▶ Exercise prompt: Exactly reproduce the lines from the one holding "Extract the structured" through the final line of the listing below, with both ends included and nothing else.

▶ Records from a data collection:
====
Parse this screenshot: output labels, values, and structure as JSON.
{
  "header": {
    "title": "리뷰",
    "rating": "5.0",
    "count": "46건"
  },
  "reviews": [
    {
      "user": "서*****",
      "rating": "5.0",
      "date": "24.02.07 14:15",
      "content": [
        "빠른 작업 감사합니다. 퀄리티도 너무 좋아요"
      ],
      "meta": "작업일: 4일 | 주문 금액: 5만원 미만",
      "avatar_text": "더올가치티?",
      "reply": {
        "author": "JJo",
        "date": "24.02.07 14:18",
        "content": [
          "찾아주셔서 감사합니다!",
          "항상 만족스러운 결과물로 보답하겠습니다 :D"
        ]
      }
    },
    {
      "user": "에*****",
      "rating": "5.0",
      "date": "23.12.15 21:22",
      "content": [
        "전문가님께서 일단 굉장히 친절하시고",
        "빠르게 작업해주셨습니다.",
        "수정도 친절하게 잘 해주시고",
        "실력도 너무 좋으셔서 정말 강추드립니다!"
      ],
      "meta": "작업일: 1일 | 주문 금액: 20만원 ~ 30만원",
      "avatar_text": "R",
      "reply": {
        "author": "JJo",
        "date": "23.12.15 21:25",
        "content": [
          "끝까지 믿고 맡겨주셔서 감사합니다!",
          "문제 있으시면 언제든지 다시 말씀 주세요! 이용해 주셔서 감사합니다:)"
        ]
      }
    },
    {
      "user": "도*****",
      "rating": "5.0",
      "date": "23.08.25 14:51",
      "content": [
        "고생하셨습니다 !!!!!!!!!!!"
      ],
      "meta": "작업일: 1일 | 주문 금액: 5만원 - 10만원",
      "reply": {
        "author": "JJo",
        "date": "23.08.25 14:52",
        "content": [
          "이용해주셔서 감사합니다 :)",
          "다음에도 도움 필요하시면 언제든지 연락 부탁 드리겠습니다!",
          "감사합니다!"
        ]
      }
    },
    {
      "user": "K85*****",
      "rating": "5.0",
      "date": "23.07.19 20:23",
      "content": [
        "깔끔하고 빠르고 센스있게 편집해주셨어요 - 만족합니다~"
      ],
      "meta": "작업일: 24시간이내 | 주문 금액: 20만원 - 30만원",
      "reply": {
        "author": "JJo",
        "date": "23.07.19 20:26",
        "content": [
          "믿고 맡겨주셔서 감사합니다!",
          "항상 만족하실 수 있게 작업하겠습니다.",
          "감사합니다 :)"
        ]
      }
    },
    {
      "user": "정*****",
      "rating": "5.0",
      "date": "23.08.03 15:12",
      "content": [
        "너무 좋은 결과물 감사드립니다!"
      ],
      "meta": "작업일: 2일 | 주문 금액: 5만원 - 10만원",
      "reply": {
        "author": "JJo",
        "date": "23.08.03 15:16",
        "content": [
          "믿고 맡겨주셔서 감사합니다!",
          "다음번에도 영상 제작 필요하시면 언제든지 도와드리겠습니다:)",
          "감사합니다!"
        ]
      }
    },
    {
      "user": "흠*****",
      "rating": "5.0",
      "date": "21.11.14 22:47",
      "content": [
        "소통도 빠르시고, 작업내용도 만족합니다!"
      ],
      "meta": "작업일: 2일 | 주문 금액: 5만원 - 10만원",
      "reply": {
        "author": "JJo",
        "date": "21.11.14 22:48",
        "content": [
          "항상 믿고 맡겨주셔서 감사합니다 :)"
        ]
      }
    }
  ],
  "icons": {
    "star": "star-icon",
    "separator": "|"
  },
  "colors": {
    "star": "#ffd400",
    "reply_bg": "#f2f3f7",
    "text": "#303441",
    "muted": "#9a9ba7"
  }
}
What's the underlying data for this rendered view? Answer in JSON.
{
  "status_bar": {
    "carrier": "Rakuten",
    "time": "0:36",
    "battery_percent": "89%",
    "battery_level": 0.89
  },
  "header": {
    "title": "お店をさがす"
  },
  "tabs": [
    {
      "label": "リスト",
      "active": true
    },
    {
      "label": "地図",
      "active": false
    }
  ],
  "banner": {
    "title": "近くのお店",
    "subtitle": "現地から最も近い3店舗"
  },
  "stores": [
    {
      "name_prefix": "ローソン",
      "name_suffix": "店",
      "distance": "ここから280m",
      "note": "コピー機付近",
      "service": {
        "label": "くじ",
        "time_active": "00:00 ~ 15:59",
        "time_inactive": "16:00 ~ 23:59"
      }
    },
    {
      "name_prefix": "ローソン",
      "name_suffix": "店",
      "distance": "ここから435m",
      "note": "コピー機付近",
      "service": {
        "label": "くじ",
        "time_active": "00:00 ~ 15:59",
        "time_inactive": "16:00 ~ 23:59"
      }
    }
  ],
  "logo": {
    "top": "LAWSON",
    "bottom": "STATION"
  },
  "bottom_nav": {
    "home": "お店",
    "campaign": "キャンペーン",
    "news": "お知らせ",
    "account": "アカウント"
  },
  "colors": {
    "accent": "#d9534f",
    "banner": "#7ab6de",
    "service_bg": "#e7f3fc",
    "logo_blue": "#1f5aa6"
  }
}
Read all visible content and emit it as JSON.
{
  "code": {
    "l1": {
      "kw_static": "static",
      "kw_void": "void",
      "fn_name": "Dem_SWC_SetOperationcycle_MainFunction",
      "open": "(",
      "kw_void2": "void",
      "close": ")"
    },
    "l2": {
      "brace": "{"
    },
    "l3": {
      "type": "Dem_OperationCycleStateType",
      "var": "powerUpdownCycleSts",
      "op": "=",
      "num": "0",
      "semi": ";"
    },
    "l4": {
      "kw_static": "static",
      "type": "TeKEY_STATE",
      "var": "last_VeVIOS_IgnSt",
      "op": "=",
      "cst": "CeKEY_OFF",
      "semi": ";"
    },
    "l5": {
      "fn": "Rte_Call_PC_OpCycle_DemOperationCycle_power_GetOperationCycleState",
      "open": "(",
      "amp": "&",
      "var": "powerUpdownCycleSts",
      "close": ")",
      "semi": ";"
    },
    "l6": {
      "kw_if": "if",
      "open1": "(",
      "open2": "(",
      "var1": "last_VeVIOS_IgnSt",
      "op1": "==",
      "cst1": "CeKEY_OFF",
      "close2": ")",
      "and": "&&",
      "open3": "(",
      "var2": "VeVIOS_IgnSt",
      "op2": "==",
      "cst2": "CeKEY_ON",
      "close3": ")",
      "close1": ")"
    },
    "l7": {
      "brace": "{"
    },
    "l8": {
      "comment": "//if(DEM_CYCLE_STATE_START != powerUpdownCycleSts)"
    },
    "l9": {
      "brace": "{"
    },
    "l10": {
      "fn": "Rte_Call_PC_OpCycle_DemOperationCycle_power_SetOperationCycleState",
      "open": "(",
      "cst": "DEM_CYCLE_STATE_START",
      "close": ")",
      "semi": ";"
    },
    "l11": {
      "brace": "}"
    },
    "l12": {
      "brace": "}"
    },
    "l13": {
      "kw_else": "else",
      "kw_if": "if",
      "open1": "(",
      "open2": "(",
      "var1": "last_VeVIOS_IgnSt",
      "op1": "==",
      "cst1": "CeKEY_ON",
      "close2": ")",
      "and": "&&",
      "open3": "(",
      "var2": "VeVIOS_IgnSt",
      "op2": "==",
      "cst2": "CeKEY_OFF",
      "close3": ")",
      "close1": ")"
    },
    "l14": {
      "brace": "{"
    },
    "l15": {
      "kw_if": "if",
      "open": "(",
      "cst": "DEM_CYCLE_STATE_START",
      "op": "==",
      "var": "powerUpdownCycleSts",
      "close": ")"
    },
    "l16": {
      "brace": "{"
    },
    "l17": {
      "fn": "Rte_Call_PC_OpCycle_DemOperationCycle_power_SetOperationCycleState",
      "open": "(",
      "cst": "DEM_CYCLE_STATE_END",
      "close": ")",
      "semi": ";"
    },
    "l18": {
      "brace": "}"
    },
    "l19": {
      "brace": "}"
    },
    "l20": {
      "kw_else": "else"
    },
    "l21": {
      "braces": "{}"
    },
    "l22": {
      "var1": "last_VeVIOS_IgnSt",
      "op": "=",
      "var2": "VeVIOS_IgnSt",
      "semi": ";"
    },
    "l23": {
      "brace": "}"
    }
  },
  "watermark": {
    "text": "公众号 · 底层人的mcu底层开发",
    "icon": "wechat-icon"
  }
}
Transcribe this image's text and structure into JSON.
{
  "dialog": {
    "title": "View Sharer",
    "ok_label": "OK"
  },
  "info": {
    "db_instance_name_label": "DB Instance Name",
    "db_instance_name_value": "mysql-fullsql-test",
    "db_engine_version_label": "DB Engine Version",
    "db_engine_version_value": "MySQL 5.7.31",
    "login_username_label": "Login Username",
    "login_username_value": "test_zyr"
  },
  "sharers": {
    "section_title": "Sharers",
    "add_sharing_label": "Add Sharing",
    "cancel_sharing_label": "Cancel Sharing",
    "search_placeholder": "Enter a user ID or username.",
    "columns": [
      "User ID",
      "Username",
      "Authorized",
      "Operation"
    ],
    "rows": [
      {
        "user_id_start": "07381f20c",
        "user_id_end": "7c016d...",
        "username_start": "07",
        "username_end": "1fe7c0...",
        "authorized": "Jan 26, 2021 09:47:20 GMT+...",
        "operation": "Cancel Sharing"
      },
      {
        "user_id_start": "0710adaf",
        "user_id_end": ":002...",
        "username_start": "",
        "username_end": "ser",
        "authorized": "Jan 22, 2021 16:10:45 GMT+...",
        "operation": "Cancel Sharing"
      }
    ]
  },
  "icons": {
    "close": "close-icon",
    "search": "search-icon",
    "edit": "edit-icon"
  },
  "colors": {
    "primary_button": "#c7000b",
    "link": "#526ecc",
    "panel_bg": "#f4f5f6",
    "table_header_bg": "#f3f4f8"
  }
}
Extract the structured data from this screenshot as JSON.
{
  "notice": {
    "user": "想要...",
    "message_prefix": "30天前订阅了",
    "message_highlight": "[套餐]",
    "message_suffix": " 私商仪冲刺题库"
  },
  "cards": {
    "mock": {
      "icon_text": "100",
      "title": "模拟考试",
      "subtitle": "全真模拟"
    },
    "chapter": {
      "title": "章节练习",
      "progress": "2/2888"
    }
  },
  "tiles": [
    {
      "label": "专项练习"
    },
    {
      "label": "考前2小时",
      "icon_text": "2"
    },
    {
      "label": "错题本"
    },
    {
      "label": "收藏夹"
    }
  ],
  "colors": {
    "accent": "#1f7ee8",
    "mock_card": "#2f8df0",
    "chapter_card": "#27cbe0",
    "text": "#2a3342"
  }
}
====
▶ Exercise result:
Extract the structured data from this screenshot as JSON.
{
  "notice": {
    "user": "想要...",
    "message_prefix": "30天前订阅了",
    "message_highlight": "[套餐]",
    "message_suffix": " 私商仪冲刺题库"
  },
  "cards": {
    "mock": {
      "icon_text": "100",
      "title": "模拟考试",
      "subtitle": "全真模拟"
    },
    "chapter": {
      "title": "章节练习",
      "progress": "2/2888"
    }
  },
  "tiles": [
    {
      "label": "专项练习"
    },
    {
      "label": "考前2小时",
      "icon_text": "2"
    },
    {
      "label": "错题本"
    },
    {
      "label": "收藏夹"
    }
  ],
  "colors": {
    "accent": "#1f7ee8",
    "mock_card": "#2f8df0",
    "chapter_card": "#27cbe0",
    "text": "#2a3342"
  }
}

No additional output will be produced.